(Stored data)
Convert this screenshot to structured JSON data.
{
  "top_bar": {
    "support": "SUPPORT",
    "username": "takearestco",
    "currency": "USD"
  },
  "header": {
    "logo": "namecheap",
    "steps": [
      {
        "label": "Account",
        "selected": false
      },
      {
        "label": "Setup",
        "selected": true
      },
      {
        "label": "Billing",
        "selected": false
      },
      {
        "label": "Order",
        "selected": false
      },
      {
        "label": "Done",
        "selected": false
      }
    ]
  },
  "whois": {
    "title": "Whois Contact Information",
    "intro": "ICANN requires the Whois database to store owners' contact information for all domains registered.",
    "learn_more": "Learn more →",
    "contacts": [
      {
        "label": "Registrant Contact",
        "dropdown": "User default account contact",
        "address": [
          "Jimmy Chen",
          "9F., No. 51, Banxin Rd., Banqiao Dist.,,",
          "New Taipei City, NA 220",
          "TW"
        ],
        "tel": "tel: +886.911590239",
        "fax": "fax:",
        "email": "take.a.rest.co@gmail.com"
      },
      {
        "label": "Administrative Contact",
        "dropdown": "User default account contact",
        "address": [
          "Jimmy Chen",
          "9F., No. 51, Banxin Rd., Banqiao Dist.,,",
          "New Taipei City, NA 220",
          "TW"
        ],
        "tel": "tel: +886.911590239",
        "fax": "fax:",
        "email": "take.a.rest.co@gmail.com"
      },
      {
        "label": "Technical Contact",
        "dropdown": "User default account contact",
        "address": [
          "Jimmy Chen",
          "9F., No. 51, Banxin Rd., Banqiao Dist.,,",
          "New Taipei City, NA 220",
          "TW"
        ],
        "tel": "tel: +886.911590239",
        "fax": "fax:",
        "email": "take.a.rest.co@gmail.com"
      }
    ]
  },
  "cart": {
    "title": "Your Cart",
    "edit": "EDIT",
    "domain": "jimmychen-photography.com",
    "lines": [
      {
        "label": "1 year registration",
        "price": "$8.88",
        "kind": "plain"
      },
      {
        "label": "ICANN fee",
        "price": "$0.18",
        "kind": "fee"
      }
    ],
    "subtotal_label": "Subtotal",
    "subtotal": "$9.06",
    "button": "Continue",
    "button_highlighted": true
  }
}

→ Exercise details
Extract each line of the listing above, copying it word for word.

→ Worked solution
Convert this screenshot to structured JSON data.
{
  "top_bar": {
    "support": "SUPPORT",
    "username": "takearestco",
    "currency": "USD"
  },
  "header": {
    "logo": "namecheap",
    "steps": [
      {
        "label": "Account",
        "selected": false
      },
      {
        "label": "Setup",
        "selected": true
      },
      {
        "label": "Billing",
        "selected": false
      },
      {
        "label": "Order",
        "selected": false
      },
      {
        "label": "Done",
        "selected": false
      }
    ]
  },
  "whois": {
    "title": "Whois Contact Information",
    "intro": "ICANN requires the Whois database to store owners' contact information for all domains registered.",
    "learn_more": "Learn more →",
    "contacts": [
      {
        "label": "Registrant Contact",
        "dropdown": "User default account contact",
        "address": [
          "Jimmy Chen",
          "9F., No. 51, Banxin Rd., Banqiao Dist.,,",
          "New Taipei City, NA 220",
          "TW"
        ],
        "tel": "tel: +886.911590239",
        "fax": "fax:",
        "email": "take.a.rest.co@gmail.com"
      },
      {
        "label": "Administrative Contact",
        "dropdown": "User default account contact",
        "address": [
          "Jimmy Chen",
          "9F., No. 51, Banxin Rd., Banqiao Dist.,,",
          "New Taipei City, NA 220",
          "TW"
        ],
        "tel": "tel: +886.911590239",
        "fax": "fax:",
        "email": "take.a.rest.co@gmail.com"
      },
      {
        "label": "Technical Contact",
        "dropdown": "User default account contact",
        "address": [
          "Jimmy Chen",
          "9F., No. 51, Banxin Rd., Banqiao Dist.,,",
          "New Taipei City, NA 220",
          "TW"
        ],
        "tel": "tel: +886.911590239",
        "fax": "fax:",
        "email": "take.a.rest.co@gmail.com"
      }
    ]
  },
  "cart": {
    "title": "Your Cart",
    "edit": "EDIT",
    "domain": "jimmychen-photography.com",
    "lines": [
      {
        "label": "1 year registration",
        "price": "$8.88",
        "kind": "plain"
      },
      {
        "label": "ICANN fee",
        "price": "$0.18",
        "kind": "fee"
      }
    ],
    "subtotal_label": "Subtotal",
    "subtotal": "$9.06",
    "button": "Continue",
    "button_highlighted": true
  }
}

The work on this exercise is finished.